---------- Records provided

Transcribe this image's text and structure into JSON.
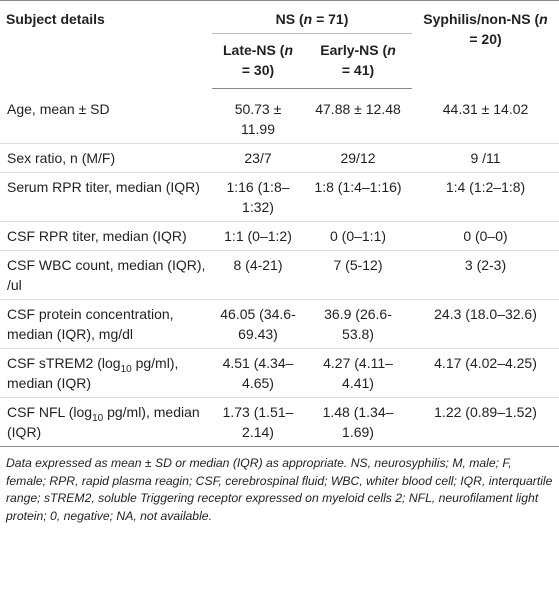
{
  "table": {
    "header": {
      "subject": "Subject details",
      "ns": [
        "NS (",
        "n",
        " = 71)"
      ],
      "syph": [
        "Syphilis/non-NS (",
        "n",
        " = 20)"
      ],
      "late": [
        "Late-NS (",
        "n",
        " = 30)"
      ],
      "early": [
        "Early-NS (",
        "n",
        " = 41)"
      ]
    },
    "rows": [
      {
        "label": [
          "Age, mean ± SD"
        ],
        "values": [
          "50.73 ± 11.99",
          "47.88 ± 12.48",
          "44.31 ± 14.02"
        ]
      },
      {
        "label": [
          "Sex ratio, n (M/F)"
        ],
        "values": [
          "23/7",
          "29/12",
          "9 /11"
        ]
      },
      {
        "label": [
          "Serum RPR titer, median (IQR)"
        ],
        "values": [
          "1:16 (1:8–1:32)",
          "1:8 (1:4–1:16)",
          "1:4 (1:2–1:8)"
        ]
      },
      {
        "label": [
          "CSF RPR titer, median (IQR)"
        ],
        "values": [
          "1:1 (0–1:2)",
          "0 (0–1:1)",
          "0 (0–0)"
        ]
      },
      {
        "label": [
          "CSF WBC count, median (IQR), /ul"
        ],
        "values": [
          "8 (4-21)",
          "7 (5-12)",
          "3 (2-3)"
        ]
      },
      {
        "label": [
          "CSF protein concentration, median (IQR), mg/dl"
        ],
        "values": [
          "46.05 (34.6-69.43)",
          "36.9 (26.6-53.8)",
          "24.3 (18.0–32.6)"
        ]
      },
      {
        "label": [
          "CSF sTREM2 (log",
          "10",
          " pg/ml), median (IQR)"
        ],
        "values": [
          "4.51 (4.34–4.65)",
          "4.27 (4.11–4.41)",
          "4.17 (4.02–4.25)"
        ]
      },
      {
        "label": [
          "CSF NFL (log",
          "10",
          " pg/ml), median (IQR)"
        ],
        "values": [
          "1.73 (1.51–2.14)",
          "1.48 (1.34–1.69)",
          "1.22 (0.89–1.52)"
        ]
      }
    ],
    "footnote": "Data expressed as mean ± SD or median (IQR) as appropriate. NS, neurosyphilis; M, male; F, female; RPR, rapid plasma reagin; CSF, cerebrospinal fluid; WBC, whiter blood cell; IQR, interquartile range; sTREM2, soluble Triggering receptor expressed on myeloid cells 2; NFL, neurofilament light protein; 0, negative; NA, not available."
  }
}
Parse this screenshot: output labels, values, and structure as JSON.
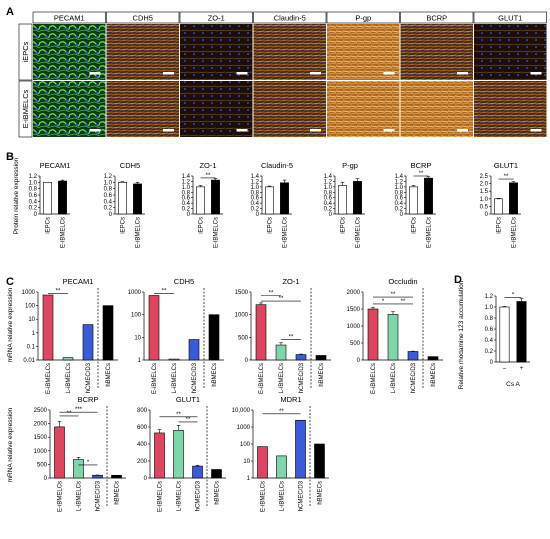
{
  "figure": {
    "panel_A": {
      "label": "A",
      "columns": [
        "PECAM1",
        "CDH5",
        "ZO-1",
        "Claudin-5",
        "P-gp",
        "BCRP",
        "GLUT1"
      ],
      "rows": [
        "iEPCs",
        "E-iBMELCs"
      ]
    },
    "panel_B": {
      "label": "B",
      "ylabel": "Protein relative expression"
    },
    "panel_C": {
      "label": "C",
      "ylabel": "mRNA relative expression"
    },
    "panel_D": {
      "label": "D",
      "ylabel": "Relative rhodamine 123 accumulation",
      "xlabel": "Cs A"
    }
  },
  "colors": {
    "white_bar": "#ffffff",
    "black_bar": "#000000",
    "red": "#e0445f",
    "green": "#7fd6a8",
    "blue": "#3a5bd9",
    "pecam_fluor": "#2fae3a",
    "marker_fluor": "#c88a2e",
    "nuclei": "#3040c0"
  },
  "chart_data": [
    {
      "panel": "B",
      "type": "bar",
      "title": "PECAM1",
      "categories": [
        "iEPCs",
        "E-iBMELCs"
      ],
      "values": [
        1.0,
        1.04
      ],
      "errors": [
        0,
        0.03
      ],
      "ylim": [
        0,
        1.2
      ],
      "yticks": [
        0,
        0.2,
        0.4,
        0.6,
        0.8,
        1.0,
        1.2
      ],
      "tick_labels": [
        "0",
        "0.2",
        "0.4",
        "0.6",
        "0.8",
        "1.0",
        "1.2"
      ],
      "colors": [
        "#ffffff",
        "#000000"
      ],
      "sig": []
    },
    {
      "panel": "B",
      "type": "bar",
      "title": "CDH5",
      "categories": [
        "iEPCs",
        "E-iBMELCs"
      ],
      "values": [
        1.0,
        0.95
      ],
      "errors": [
        0.02,
        0.05
      ],
      "ylim": [
        0,
        1.2
      ],
      "yticks": [
        0,
        0.2,
        0.4,
        0.6,
        0.8,
        1.0,
        1.2
      ],
      "tick_labels": [
        "0",
        "0.2",
        "0.4",
        "0.6",
        "0.8",
        "1.0",
        "1.2"
      ],
      "colors": [
        "#ffffff",
        "#000000"
      ],
      "sig": []
    },
    {
      "panel": "B",
      "type": "bar",
      "title": "ZO-1",
      "categories": [
        "iEPCs",
        "E-iBMELCs"
      ],
      "values": [
        1.0,
        1.25
      ],
      "errors": [
        0.05,
        0.05
      ],
      "ylim": [
        0,
        1.4
      ],
      "yticks": [
        0,
        0.2,
        0.4,
        0.6,
        0.8,
        1.0,
        1.2,
        1.4
      ],
      "tick_labels": [
        "0",
        "0.2",
        "0.4",
        "0.6",
        "0.8",
        "1.0",
        "1.2",
        "1.4"
      ],
      "colors": [
        "#ffffff",
        "#000000"
      ],
      "sig": [
        {
          "a": 0,
          "b": 1,
          "y": 1.33,
          "text": "**"
        }
      ]
    },
    {
      "panel": "B",
      "type": "bar",
      "title": "Claudin-5",
      "categories": [
        "iEPCs",
        "E-iBMELCs"
      ],
      "values": [
        1.0,
        1.15
      ],
      "errors": [
        0.03,
        0.1
      ],
      "ylim": [
        0,
        1.4
      ],
      "yticks": [
        0,
        0.2,
        0.4,
        0.6,
        0.8,
        1.0,
        1.2,
        1.4
      ],
      "tick_labels": [
        "0",
        "0.2",
        "0.4",
        "0.6",
        "0.8",
        "1.0",
        "1.2",
        "1.4"
      ],
      "colors": [
        "#ffffff",
        "#000000"
      ],
      "sig": []
    },
    {
      "panel": "B",
      "type": "bar",
      "title": "P-gp",
      "categories": [
        "iEPCs",
        "E-iBMELCs"
      ],
      "values": [
        1.05,
        1.2
      ],
      "errors": [
        0.12,
        0.1
      ],
      "ylim": [
        0,
        1.4
      ],
      "yticks": [
        0,
        0.2,
        0.4,
        0.6,
        0.8,
        1.0,
        1.2,
        1.4
      ],
      "tick_labels": [
        "0",
        "0.2",
        "0.4",
        "0.6",
        "0.8",
        "1.0",
        "1.2",
        "1.4"
      ],
      "colors": [
        "#ffffff",
        "#000000"
      ],
      "sig": []
    },
    {
      "panel": "B",
      "type": "bar",
      "title": "BCRP",
      "categories": [
        "iEPCs",
        "E-iBMELCs"
      ],
      "values": [
        1.0,
        1.32
      ],
      "errors": [
        0.05,
        0.05
      ],
      "ylim": [
        0,
        1.4
      ],
      "yticks": [
        0,
        0.2,
        0.4,
        0.6,
        0.8,
        1.0,
        1.2,
        1.4
      ],
      "tick_labels": [
        "0",
        "0.2",
        "0.4",
        "0.6",
        "0.8",
        "1.0",
        "1.2",
        "1.4"
      ],
      "colors": [
        "#ffffff",
        "#000000"
      ],
      "sig": [
        {
          "a": 0,
          "b": 1,
          "y": 1.4,
          "text": "**"
        }
      ]
    },
    {
      "panel": "B",
      "type": "bar",
      "title": "GLUT1",
      "categories": [
        "iEPCs",
        "E-iBMELCs"
      ],
      "values": [
        1.0,
        2.05
      ],
      "errors": [
        0.03,
        0.08
      ],
      "ylim": [
        0,
        2.5
      ],
      "yticks": [
        0,
        0.5,
        1.0,
        1.5,
        2.0,
        2.5
      ],
      "tick_labels": [
        "0",
        "0.5",
        "1.0",
        "1.5",
        "2.0",
        "2.5"
      ],
      "colors": [
        "#ffffff",
        "#000000"
      ],
      "sig": [
        {
          "a": 0,
          "b": 1,
          "y": 2.3,
          "text": "**"
        }
      ]
    },
    {
      "panel": "C",
      "type": "bar",
      "title": "PECAM1",
      "scale": "log",
      "categories": [
        "E-iBMELCs",
        "L-iBMELCs",
        "hCMEC/D3",
        "hBMECs"
      ],
      "values": [
        600,
        0.015,
        4,
        100
      ],
      "ylim": [
        0.01,
        1000
      ],
      "yticks": [
        0.01,
        0.1,
        1,
        10,
        100,
        1000
      ],
      "tick_labels": [
        "0.01",
        "0.1",
        "1",
        "10",
        "100",
        "1000"
      ],
      "colors": [
        "#e0445f",
        "#7fd6a8",
        "#3a5bd9",
        "#000000"
      ],
      "dashed_before": 3,
      "sig": [
        {
          "a": 0,
          "b": 1,
          "y": 800,
          "text": "**"
        }
      ]
    },
    {
      "panel": "C",
      "type": "bar",
      "title": "CDH5",
      "scale": "log",
      "categories": [
        "E-iBMELCs",
        "L-iBMELCs",
        "hCMEC/D3",
        "hBMECs"
      ],
      "values": [
        700,
        1.1,
        8,
        100
      ],
      "ylim": [
        1,
        1000
      ],
      "yticks": [
        1,
        10,
        100,
        1000
      ],
      "tick_labels": [
        "1",
        "10",
        "100",
        "1000"
      ],
      "colors": [
        "#e0445f",
        "#7fd6a8",
        "#3a5bd9",
        "#000000"
      ],
      "dashed_before": 3,
      "sig": [
        {
          "a": 0,
          "b": 1,
          "y": 850,
          "text": "**"
        }
      ]
    },
    {
      "panel": "C",
      "type": "bar",
      "title": "ZO-1",
      "categories": [
        "E-iBMELCs",
        "L-iBMELCs",
        "hCMEC/D3",
        "hBMECs"
      ],
      "values": [
        1220,
        330,
        120,
        100
      ],
      "errors": [
        40,
        50,
        10,
        0
      ],
      "ylim": [
        0,
        1500
      ],
      "yticks": [
        0,
        500,
        1000,
        1500
      ],
      "tick_labels": [
        "0",
        "500",
        "1000",
        "1500"
      ],
      "colors": [
        "#e0445f",
        "#7fd6a8",
        "#3a5bd9",
        "#000000"
      ],
      "dashed_before": 3,
      "sig": [
        {
          "a": 0,
          "b": 1,
          "y": 1420,
          "text": "**"
        },
        {
          "a": 0,
          "b": 2,
          "y": 1300,
          "text": "**"
        },
        {
          "a": 1,
          "b": 2,
          "y": 450,
          "text": "**"
        }
      ]
    },
    {
      "panel": "C",
      "type": "bar",
      "title": "Occludin",
      "categories": [
        "E-iBMELCs",
        "L-iBMELCs",
        "hCMEC/D3",
        "hBMECs"
      ],
      "values": [
        1500,
        1340,
        250,
        100
      ],
      "errors": [
        40,
        80,
        10,
        0
      ],
      "ylim": [
        0,
        2000
      ],
      "yticks": [
        0,
        500,
        1000,
        1500,
        2000
      ],
      "tick_labels": [
        "0",
        "500",
        "1000",
        "1500",
        "2000"
      ],
      "colors": [
        "#e0445f",
        "#7fd6a8",
        "#3a5bd9",
        "#000000"
      ],
      "dashed_before": 3,
      "sig": [
        {
          "a": 0,
          "b": 2,
          "y": 1850,
          "text": "**"
        },
        {
          "a": 0,
          "b": 1,
          "y": 1650,
          "text": "*"
        },
        {
          "a": 1,
          "b": 2,
          "y": 1650,
          "text": "**"
        }
      ]
    },
    {
      "panel": "C",
      "type": "bar",
      "title": "BCRP",
      "categories": [
        "E-iBMELCs",
        "L-iBMELCs",
        "hCMEC/D3",
        "hBMECs"
      ],
      "values": [
        1880,
        680,
        100,
        100
      ],
      "errors": [
        200,
        80,
        10,
        0
      ],
      "ylim": [
        0,
        2500
      ],
      "yticks": [
        0,
        500,
        1000,
        1500,
        2000,
        2500
      ],
      "tick_labels": [
        "0",
        "500",
        "1000",
        "1500",
        "2000",
        "2500"
      ],
      "colors": [
        "#e0445f",
        "#7fd6a8",
        "#3a5bd9",
        "#000000"
      ],
      "dashed_before": 3,
      "sig": [
        {
          "a": 0,
          "b": 2,
          "y": 2420,
          "text": "***"
        },
        {
          "a": 0,
          "b": 1,
          "y": 2280,
          "text": "**"
        },
        {
          "a": 1,
          "b": 2,
          "y": 480,
          "text": "*"
        }
      ]
    },
    {
      "panel": "C",
      "type": "bar",
      "title": "GLUT1",
      "categories": [
        "E-iBMELCs",
        "L-iBMELCs",
        "hCMEC/D3",
        "hBMECs"
      ],
      "values": [
        530,
        560,
        140,
        100
      ],
      "errors": [
        40,
        60,
        10,
        0
      ],
      "ylim": [
        0,
        800
      ],
      "yticks": [
        0,
        200,
        400,
        600,
        800
      ],
      "tick_labels": [
        "0",
        "200",
        "400",
        "600",
        "800"
      ],
      "colors": [
        "#e0445f",
        "#7fd6a8",
        "#3a5bd9",
        "#000000"
      ],
      "dashed_before": 3,
      "sig": [
        {
          "a": 0,
          "b": 2,
          "y": 720,
          "text": "**"
        },
        {
          "a": 1,
          "b": 2,
          "y": 660,
          "text": "**"
        }
      ]
    },
    {
      "panel": "C",
      "type": "bar",
      "title": "MDR1",
      "scale": "log",
      "categories": [
        "E-iBMELCs",
        "L-iBMELCs",
        "hCMEC/D3",
        "hBMECs"
      ],
      "values": [
        70,
        20,
        2500,
        100
      ],
      "ylim": [
        1,
        10000
      ],
      "yticks": [
        1,
        10,
        100,
        1000,
        10000
      ],
      "tick_labels": [
        "1",
        "10",
        "100",
        "1000",
        "10,000"
      ],
      "colors": [
        "#e0445f",
        "#7fd6a8",
        "#3a5bd9",
        "#000000"
      ],
      "dashed_before": 3,
      "sig": [
        {
          "a": 0,
          "b": 2,
          "y": 6000,
          "text": "**"
        }
      ]
    },
    {
      "panel": "D",
      "type": "bar",
      "title": "",
      "categories": [
        "–",
        "+"
      ],
      "values": [
        1.0,
        1.1
      ],
      "errors": [
        0.01,
        0.05
      ],
      "ylim": [
        0,
        1.2
      ],
      "yticks": [
        0,
        0.2,
        0.4,
        0.6,
        0.8,
        1.0,
        1.2
      ],
      "tick_labels": [
        "0",
        "0.2",
        "0.4",
        "0.6",
        "0.8",
        "1.0",
        "1.2"
      ],
      "colors": [
        "#ffffff",
        "#000000"
      ],
      "sig": [
        {
          "a": 0,
          "b": 1,
          "y": 1.17,
          "text": "*"
        }
      ]
    }
  ]
}
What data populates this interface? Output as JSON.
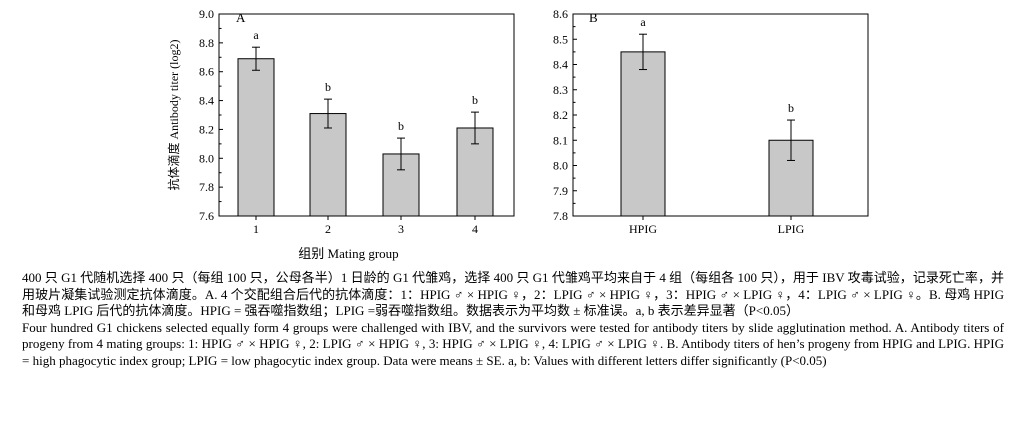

--------------------

• **Work task**
What lines above contain the string "this"? Copy all of them.

• **Your solution**
Transcribe this image's text and structure into JSON.
Parse this screenshot: output labels, values, and structure as JSON.
What data populates this interface? Output as JSON.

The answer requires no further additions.